= JOB =
In the data below, find every line with the string "nostra" and pull it out.

= DATASET ENTRIES =
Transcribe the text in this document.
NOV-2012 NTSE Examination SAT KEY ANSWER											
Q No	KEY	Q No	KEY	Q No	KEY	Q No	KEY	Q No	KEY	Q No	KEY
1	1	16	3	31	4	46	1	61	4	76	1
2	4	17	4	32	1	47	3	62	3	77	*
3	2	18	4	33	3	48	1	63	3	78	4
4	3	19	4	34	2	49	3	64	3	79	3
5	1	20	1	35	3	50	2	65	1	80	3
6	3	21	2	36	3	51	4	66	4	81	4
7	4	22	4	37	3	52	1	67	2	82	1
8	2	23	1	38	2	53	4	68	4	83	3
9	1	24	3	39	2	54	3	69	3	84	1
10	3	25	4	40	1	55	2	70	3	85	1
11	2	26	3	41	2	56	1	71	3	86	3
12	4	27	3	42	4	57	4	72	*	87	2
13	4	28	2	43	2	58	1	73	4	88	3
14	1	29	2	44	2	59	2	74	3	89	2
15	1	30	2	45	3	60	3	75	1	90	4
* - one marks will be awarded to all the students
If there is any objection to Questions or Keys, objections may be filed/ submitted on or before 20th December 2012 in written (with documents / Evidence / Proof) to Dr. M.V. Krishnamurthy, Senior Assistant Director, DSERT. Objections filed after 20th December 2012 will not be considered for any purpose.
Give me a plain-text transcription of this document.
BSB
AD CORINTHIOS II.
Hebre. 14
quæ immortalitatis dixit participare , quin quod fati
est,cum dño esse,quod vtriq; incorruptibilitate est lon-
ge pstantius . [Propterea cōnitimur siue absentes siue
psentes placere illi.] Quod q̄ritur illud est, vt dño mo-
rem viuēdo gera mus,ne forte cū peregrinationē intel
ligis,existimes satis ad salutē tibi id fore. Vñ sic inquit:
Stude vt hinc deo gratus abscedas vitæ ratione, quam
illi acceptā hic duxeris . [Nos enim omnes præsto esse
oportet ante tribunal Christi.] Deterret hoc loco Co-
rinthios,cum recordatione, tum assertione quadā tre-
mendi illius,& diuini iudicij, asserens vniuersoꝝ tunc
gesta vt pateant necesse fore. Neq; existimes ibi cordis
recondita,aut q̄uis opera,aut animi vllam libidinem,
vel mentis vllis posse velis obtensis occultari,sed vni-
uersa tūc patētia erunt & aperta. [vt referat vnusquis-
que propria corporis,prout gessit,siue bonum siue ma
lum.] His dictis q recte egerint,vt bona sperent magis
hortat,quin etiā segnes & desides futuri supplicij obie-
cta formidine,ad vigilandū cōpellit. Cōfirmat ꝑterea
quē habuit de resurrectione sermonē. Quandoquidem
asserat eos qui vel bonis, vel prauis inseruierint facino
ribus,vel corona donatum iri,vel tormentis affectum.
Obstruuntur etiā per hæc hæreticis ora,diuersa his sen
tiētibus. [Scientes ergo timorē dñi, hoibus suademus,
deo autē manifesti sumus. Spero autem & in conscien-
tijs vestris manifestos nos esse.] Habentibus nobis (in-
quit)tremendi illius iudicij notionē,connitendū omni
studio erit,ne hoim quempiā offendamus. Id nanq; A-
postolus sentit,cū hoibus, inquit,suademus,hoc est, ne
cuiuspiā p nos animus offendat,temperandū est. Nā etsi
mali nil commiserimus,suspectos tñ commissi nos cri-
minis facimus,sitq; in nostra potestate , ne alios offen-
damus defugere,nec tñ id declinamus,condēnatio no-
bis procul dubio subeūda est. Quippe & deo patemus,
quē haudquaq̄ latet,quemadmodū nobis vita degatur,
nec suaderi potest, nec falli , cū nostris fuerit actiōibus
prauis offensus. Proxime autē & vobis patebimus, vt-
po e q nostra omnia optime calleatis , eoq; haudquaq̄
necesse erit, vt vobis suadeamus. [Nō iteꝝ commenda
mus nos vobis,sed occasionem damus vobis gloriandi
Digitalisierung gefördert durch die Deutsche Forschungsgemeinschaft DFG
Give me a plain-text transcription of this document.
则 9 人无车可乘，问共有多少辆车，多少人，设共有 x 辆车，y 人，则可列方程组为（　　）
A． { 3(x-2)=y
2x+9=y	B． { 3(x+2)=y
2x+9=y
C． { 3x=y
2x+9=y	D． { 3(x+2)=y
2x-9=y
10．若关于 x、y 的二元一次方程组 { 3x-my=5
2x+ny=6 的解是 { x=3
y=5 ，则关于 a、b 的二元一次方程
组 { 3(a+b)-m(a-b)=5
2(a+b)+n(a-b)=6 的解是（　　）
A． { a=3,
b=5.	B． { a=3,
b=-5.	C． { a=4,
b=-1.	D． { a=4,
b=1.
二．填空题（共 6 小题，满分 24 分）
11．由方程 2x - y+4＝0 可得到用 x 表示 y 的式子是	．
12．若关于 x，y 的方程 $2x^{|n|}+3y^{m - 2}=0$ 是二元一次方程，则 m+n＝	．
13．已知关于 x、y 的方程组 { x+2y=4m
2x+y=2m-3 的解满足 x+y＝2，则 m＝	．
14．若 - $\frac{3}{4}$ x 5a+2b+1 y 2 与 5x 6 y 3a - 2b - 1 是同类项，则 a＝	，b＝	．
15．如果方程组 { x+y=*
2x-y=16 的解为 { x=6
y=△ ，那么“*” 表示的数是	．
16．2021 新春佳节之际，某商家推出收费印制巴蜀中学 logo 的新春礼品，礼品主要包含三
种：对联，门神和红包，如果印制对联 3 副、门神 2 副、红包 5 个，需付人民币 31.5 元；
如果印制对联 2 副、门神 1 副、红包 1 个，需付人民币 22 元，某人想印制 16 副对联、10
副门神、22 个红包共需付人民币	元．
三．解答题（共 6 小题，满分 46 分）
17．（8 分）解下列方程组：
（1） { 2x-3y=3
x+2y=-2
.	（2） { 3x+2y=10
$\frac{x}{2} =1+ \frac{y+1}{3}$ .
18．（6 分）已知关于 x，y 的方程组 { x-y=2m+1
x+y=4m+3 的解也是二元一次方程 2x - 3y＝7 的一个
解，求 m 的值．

= ANSWER TO THIS TASK =
minis facimus,sitq; in nostra potestate , ne alios offen-
po e q nostra omnia optime calleatis , eoq; haudquaq̄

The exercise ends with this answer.